### [THE INPUT]
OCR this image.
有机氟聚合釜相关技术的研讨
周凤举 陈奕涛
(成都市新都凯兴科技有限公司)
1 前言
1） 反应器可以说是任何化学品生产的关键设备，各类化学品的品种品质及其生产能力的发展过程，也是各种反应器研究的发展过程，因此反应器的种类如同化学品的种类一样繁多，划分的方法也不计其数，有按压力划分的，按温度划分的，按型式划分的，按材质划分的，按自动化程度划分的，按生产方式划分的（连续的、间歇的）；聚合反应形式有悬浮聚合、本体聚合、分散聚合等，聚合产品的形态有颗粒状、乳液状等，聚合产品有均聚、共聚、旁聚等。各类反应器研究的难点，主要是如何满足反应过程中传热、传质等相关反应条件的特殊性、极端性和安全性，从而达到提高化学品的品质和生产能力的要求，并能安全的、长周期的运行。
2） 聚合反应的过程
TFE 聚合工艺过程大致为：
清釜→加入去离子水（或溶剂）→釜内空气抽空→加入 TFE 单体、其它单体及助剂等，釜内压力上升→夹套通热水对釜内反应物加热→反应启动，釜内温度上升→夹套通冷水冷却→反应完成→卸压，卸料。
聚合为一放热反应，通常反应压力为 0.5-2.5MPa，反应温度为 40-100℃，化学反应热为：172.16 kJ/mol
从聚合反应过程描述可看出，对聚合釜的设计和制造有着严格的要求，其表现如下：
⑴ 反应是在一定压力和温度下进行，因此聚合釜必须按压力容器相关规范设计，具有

### [STATED TASK]
Print the records above in full, exactly.

### [EXERCISE ANSWER]
OCR this image.
有机氟聚合釜相关技术的研讨
周凤举 陈奕涛
(成都市新都凯兴科技有限公司)
1 前言
1） 反应器可以说是任何化学品生产的关键设备，各类化学品的品种品质及其生产能力的发展过程，也是各种反应器研究的发展过程，因此反应器的种类如同化学品的种类一样繁多，划分的方法也不计其数，有按压力划分的，按温度划分的，按型式划分的，按材质划分的，按自动化程度划分的，按生产方式划分的（连续的、间歇的）；聚合反应形式有悬浮聚合、本体聚合、分散聚合等，聚合产品的形态有颗粒状、乳液状等，聚合产品有均聚、共聚、旁聚等。各类反应器研究的难点，主要是如何满足反应过程中传热、传质等相关反应条件的特殊性、极端性和安全性，从而达到提高化学品的品质和生产能力的要求，并能安全的、长周期的运行。
2） 聚合反应的过程
TFE 聚合工艺过程大致为：
清釜→加入去离子水（或溶剂）→釜内空气抽空→加入 TFE 单体、其它单体及助剂等，釜内压力上升→夹套通热水对釜内反应物加热→反应启动，釜内温度上升→夹套通冷水冷却→反应完成→卸压，卸料。
聚合为一放热反应，通常反应压力为 0.5-2.5MPa，反应温度为 40-100℃，化学反应热为：172.16 kJ/mol
从聚合反应过程描述可看出，对聚合釜的设计和制造有着严格的要求，其表现如下：
⑴ 反应是在一定压力和温度下进行，因此聚合釜必须按压力容器相关规范设计，具有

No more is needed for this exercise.